┌──
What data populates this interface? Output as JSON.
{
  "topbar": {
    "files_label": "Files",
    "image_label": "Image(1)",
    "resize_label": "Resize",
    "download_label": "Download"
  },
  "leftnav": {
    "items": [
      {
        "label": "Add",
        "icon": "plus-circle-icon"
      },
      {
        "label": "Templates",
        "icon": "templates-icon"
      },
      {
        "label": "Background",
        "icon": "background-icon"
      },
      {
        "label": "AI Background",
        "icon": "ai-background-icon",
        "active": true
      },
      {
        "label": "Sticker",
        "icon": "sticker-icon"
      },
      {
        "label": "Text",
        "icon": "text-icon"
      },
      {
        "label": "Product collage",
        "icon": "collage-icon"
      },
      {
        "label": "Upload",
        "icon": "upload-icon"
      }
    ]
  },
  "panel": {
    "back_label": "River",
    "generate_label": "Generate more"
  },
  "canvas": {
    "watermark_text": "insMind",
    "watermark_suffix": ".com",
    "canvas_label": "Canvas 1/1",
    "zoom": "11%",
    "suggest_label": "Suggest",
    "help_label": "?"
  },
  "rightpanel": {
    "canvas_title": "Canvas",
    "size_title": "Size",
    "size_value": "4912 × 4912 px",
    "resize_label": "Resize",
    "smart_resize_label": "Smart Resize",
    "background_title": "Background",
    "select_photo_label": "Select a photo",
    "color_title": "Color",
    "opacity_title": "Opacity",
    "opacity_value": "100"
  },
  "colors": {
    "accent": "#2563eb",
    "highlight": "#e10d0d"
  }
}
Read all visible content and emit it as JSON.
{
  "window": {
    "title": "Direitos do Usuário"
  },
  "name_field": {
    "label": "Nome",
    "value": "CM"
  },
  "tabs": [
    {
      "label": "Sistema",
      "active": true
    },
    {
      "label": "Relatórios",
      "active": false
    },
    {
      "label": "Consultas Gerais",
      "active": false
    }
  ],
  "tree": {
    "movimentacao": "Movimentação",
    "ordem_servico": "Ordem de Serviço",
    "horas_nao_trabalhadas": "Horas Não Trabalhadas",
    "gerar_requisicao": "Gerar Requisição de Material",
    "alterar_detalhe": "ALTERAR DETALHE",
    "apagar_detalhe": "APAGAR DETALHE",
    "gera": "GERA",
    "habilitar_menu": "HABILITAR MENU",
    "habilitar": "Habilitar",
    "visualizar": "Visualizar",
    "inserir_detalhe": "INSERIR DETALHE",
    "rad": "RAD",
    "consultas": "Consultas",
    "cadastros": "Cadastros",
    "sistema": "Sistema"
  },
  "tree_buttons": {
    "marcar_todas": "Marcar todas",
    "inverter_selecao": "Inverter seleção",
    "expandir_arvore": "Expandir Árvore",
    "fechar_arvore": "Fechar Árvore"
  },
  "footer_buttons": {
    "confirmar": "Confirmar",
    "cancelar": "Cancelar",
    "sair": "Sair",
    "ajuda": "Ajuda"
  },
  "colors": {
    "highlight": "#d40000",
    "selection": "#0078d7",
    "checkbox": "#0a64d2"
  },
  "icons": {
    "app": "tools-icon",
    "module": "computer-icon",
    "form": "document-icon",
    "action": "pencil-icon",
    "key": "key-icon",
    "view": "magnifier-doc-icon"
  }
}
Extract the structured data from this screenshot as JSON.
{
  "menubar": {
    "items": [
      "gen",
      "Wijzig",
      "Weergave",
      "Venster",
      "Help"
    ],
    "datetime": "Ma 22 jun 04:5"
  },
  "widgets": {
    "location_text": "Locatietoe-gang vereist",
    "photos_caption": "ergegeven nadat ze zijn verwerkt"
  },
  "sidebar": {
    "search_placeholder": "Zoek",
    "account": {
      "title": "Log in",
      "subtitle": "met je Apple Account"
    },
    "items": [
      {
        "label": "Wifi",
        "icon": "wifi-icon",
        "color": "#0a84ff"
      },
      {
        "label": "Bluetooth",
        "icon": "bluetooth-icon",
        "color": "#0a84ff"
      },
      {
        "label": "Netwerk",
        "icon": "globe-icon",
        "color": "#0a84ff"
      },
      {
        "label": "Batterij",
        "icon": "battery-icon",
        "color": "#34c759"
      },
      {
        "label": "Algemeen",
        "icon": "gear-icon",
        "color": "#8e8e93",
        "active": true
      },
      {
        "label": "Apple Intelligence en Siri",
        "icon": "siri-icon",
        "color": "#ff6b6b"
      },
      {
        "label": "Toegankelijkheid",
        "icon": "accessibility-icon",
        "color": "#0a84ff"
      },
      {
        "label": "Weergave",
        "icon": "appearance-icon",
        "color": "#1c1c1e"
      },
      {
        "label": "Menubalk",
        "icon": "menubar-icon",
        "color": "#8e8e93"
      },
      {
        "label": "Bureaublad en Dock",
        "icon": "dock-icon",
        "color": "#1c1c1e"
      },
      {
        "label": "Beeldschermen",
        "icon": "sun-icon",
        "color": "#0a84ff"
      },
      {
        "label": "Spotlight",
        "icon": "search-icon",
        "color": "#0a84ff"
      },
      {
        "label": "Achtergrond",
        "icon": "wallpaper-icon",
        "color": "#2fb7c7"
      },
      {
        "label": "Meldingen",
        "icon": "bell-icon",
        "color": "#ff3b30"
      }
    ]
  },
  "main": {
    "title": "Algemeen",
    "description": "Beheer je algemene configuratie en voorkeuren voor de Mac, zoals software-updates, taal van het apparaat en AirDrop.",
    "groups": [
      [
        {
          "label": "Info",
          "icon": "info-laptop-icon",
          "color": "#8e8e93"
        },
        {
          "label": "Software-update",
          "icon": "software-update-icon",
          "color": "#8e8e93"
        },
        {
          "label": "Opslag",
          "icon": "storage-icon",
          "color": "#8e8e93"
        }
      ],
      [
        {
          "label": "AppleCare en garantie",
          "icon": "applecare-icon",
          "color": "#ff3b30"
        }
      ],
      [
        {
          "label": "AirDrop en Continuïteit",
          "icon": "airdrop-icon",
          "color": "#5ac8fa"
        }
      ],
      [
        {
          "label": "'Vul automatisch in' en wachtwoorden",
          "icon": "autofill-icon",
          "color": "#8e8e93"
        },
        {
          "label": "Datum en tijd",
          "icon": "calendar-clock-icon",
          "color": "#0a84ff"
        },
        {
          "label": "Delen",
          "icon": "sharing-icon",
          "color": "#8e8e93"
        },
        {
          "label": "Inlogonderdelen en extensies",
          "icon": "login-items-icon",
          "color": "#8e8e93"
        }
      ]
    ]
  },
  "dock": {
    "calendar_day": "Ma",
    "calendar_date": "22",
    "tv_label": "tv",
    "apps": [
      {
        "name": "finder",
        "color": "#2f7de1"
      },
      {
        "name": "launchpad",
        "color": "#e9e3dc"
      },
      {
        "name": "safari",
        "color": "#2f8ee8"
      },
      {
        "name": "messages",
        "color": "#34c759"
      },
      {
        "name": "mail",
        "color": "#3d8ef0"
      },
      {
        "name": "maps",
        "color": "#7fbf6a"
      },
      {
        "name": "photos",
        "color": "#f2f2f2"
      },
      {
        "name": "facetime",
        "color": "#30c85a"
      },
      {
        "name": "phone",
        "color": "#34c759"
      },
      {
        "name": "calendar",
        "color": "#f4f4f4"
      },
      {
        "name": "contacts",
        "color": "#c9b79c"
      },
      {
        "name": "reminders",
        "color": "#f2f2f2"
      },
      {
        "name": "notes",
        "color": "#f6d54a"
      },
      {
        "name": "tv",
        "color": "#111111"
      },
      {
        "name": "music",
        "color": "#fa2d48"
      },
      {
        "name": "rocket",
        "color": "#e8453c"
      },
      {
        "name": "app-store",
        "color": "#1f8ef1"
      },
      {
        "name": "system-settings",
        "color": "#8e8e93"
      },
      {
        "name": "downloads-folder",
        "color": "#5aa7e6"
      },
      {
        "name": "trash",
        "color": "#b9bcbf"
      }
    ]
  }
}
└──
- Written request: Reproduce each record exactly, leaving nothing out.

- Response:
What data populates this interface? Output as JSON.
{
  "topbar": {
    "files_label": "Files",
    "image_label": "Image(1)",
    "resize_label": "Resize",
    "download_label": "Download"
  },
  "leftnav": {
    "items": [
      {
        "label": "Add",
        "icon": "plus-circle-icon"
      },
      {
        "label": "Templates",
        "icon": "templates-icon"
      },
      {
        "label": "Background",
        "icon": "background-icon"
      },
      {
        "label": "AI Background",
        "icon": "ai-background-icon",
        "active": true
      },
      {
        "label": "Sticker",
        "icon": "sticker-icon"
      },
      {
        "label": "Text",
        "icon": "text-icon"
      },
      {
        "label": "Product collage",
        "icon": "collage-icon"
      },
      {
        "label": "Upload",
        "icon": "upload-icon"
      }
    ]
  },
  "panel": {
    "back_label": "River",
    "generate_label": "Generate more"
  },
  "canvas": {
    "watermark_text": "insMind",
    "watermark_suffix": ".com",
    "canvas_label": "Canvas 1/1",
    "zoom": "11%",
    "suggest_label": "Suggest",
    "help_label": "?"
  },
  "rightpanel": {
    "canvas_title": "Canvas",
    "size_title": "Size",
    "size_value": "4912 × 4912 px",
    "resize_label": "Resize",
    "smart_resize_label": "Smart Resize",
    "background_title": "Background",
    "select_photo_label": "Select a photo",
    "color_title": "Color",
    "opacity_title": "Opacity",
    "opacity_value": "100"
  },
  "colors": {
    "accent": "#2563eb",
    "highlight": "#e10d0d"
  }
}
Read all visible content and emit it as JSON.
{
  "window": {
    "title": "Direitos do Usuário"
  },
  "name_field": {
    "label": "Nome",
    "value": "CM"
  },
  "tabs": [
    {
      "label": "Sistema",
      "active": true
    },
    {
      "label": "Relatórios",
      "active": false
    },
    {
      "label": "Consultas Gerais",
      "active": false
    }
  ],
  "tree": {
    "movimentacao": "Movimentação",
    "ordem_servico": "Ordem de Serviço",
    "horas_nao_trabalhadas": "Horas Não Trabalhadas",
    "gerar_requisicao": "Gerar Requisição de Material",
    "alterar_detalhe": "ALTERAR DETALHE",
    "apagar_detalhe": "APAGAR DETALHE",
    "gera": "GERA",
    "habilitar_menu": "HABILITAR MENU",
    "habilitar": "Habilitar",
    "visualizar": "Visualizar",
    "inserir_detalhe": "INSERIR DETALHE",
    "rad": "RAD",
    "consultas": "Consultas",
    "cadastros": "Cadastros",
    "sistema": "Sistema"
  },
  "tree_buttons": {
    "marcar_todas": "Marcar todas",
    "inverter_selecao": "Inverter seleção",
    "expandir_arvore": "Expandir Árvore",
    "fechar_arvore": "Fechar Árvore"
  },
  "footer_buttons": {
    "confirmar": "Confirmar",
    "cancelar": "Cancelar",
    "sair": "Sair",
    "ajuda": "Ajuda"
  },
  "colors": {
    "highlight": "#d40000",
    "selection": "#0078d7",
    "checkbox": "#0a64d2"
  },
  "icons": {
    "app": "tools-icon",
    "module": "computer-icon",
    "form": "document-icon",
    "action": "pencil-icon",
    "key": "key-icon",
    "view": "magnifier-doc-icon"
  }
}
Extract the structured data from this screenshot as JSON.
{
  "menubar": {
    "items": [
      "gen",
      "Wijzig",
      "Weergave",
      "Venster",
      "Help"
    ],
    "datetime": "Ma 22 jun 04:5"
  },
  "widgets": {
    "location_text": "Locatietoe-gang vereist",
    "photos_caption": "ergegeven nadat ze zijn verwerkt"
  },
  "sidebar": {
    "search_placeholder": "Zoek",
    "account": {
      "title": "Log in",
      "subtitle": "met je Apple Account"
    },
    "items": [
      {
        "label": "Wifi",
        "icon": "wifi-icon",
        "color": "#0a84ff"
      },
      {
        "label": "Bluetooth",
        "icon": "bluetooth-icon",
        "color": "#0a84ff"
      },
      {
        "label": "Netwerk",
        "icon": "globe-icon",
        "color": "#0a84ff"
      },
      {
        "label": "Batterij",
        "icon": "battery-icon",
        "color": "#34c759"
      },
      {
        "label": "Algemeen",
        "icon": "gear-icon",
        "color": "#8e8e93",
        "active": true
      },
      {
        "label": "Apple Intelligence en Siri",
        "icon": "siri-icon",
        "color": "#ff6b6b"
      },
      {
        "label": "Toegankelijkheid",
        "icon": "accessibility-icon",
        "color": "#0a84ff"
      },
      {
        "label": "Weergave",
        "icon": "appearance-icon",
        "color": "#1c1c1e"
      },
      {
        "label": "Menubalk",
        "icon": "menubar-icon",
        "color": "#8e8e93"
      },
      {
        "label": "Bureaublad en Dock",
        "icon": "dock-icon",
        "color": "#1c1c1e"
      },
      {
        "label": "Beeldschermen",
        "icon": "sun-icon",
        "color": "#0a84ff"
      },
      {
        "label": "Spotlight",
        "icon": "search-icon",
        "color": "#0a84ff"
      },
      {
        "label": "Achtergrond",
        "icon": "wallpaper-icon",
        "color": "#2fb7c7"
      },
      {
        "label": "Meldingen",
        "icon": "bell-icon",
        "color": "#ff3b30"
      }
    ]
  },
  "main": {
    "title": "Algemeen",
    "description": "Beheer je algemene configuratie en voorkeuren voor de Mac, zoals software-updates, taal van het apparaat en AirDrop.",
    "groups": [
      [
        {
          "label": "Info",
          "icon": "info-laptop-icon",
          "color": "#8e8e93"
        },
        {
          "label": "Software-update",
          "icon": "software-update-icon",
          "color": "#8e8e93"
        },
        {
          "label": "Opslag",
          "icon": "storage-icon",
          "color": "#8e8e93"
        }
      ],
      [
        {
          "label": "AppleCare en garantie",
          "icon": "applecare-icon",
          "color": "#ff3b30"
        }
      ],
      [
        {
          "label": "AirDrop en Continuïteit",
          "icon": "airdrop-icon",
          "color": "#5ac8fa"
        }
      ],
      [
        {
          "label": "'Vul automatisch in' en wachtwoorden",
          "icon": "autofill-icon",
          "color": "#8e8e93"
        },
        {
          "label": "Datum en tijd",
          "icon": "calendar-clock-icon",
          "color": "#0a84ff"
        },
        {
          "label": "Delen",
          "icon": "sharing-icon",
          "color": "#8e8e93"
        },
        {
          "label": "Inlogonderdelen en extensies",
          "icon": "login-items-icon",
          "color": "#8e8e93"
        }
      ]
    ]
  },
  "dock": {
    "calendar_day": "Ma",
    "calendar_date": "22",
    "tv_label": "tv",
    "apps": [
      {
        "name": "finder",
        "color": "#2f7de1"
      },
      {
        "name": "launchpad",
        "color": "#e9e3dc"
      },
      {
        "name": "safari",
        "color": "#2f8ee8"
      },
      {
        "name": "messages",
        "color": "#34c759"
      },
      {
        "name": "mail",
        "color": "#3d8ef0"
      },
      {
        "name": "maps",
        "color": "#7fbf6a"
      },
      {
        "name": "photos",
        "color": "#f2f2f2"
      },
      {
        "name": "facetime",
        "color": "#30c85a"
      },
      {
        "name": "phone",
        "color": "#34c759"
      },
      {
        "name": "calendar",
        "color": "#f4f4f4"
      },
      {
        "name": "contacts",
        "color": "#c9b79c"
      },
      {
        "name": "reminders",
        "color": "#f2f2f2"
      },
      {
        "name": "notes",
        "color": "#f6d54a"
      },
      {
        "name": "tv",
        "color": "#111111"
      },
      {
        "name": "music",
        "color": "#fa2d48"
      },
      {
        "name": "rocket",
        "color": "#e8453c"
      },
      {
        "name": "app-store",
        "color": "#1f8ef1"
      },
      {
        "name": "system-settings",
        "color": "#8e8e93"
      },
      {
        "name": "downloads-folder",
        "color": "#5aa7e6"
      },
      {
        "name": "trash",
        "color": "#b9bcbf"
      }
    ]
  }
}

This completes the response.